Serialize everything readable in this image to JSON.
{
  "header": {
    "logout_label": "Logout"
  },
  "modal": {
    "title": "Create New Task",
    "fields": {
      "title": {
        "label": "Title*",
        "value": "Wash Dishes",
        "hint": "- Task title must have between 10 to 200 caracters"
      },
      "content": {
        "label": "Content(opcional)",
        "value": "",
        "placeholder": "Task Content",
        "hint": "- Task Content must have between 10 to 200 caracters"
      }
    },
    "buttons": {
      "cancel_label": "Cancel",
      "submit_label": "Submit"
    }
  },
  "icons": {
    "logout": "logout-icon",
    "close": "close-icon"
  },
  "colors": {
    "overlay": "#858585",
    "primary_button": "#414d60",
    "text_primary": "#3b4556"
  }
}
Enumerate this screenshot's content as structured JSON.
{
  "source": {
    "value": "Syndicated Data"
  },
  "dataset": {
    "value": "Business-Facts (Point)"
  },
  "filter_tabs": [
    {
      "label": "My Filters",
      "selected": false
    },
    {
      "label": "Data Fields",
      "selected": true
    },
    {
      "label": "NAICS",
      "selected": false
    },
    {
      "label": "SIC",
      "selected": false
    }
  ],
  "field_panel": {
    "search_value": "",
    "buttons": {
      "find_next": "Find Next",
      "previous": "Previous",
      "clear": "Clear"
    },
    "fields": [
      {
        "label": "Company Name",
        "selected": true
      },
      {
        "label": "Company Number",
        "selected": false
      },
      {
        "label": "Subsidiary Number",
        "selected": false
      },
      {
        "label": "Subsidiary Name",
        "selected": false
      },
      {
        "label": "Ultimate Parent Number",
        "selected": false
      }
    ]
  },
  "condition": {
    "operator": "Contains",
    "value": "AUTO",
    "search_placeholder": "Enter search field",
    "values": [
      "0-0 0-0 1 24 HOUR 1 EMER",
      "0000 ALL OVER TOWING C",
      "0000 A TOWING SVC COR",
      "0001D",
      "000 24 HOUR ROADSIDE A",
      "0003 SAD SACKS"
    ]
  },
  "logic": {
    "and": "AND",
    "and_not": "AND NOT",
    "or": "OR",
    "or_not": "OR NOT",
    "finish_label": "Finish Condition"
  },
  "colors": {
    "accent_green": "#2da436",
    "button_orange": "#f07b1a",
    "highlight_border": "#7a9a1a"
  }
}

--

### Description of the task
Identify each line of the material where the word "hint" shows up, and copy it.

### Written reply
        "hint": "- Task title must have between 10 to 200 caracters"
        "hint": "- Task Content must have between 10 to 200 caracters"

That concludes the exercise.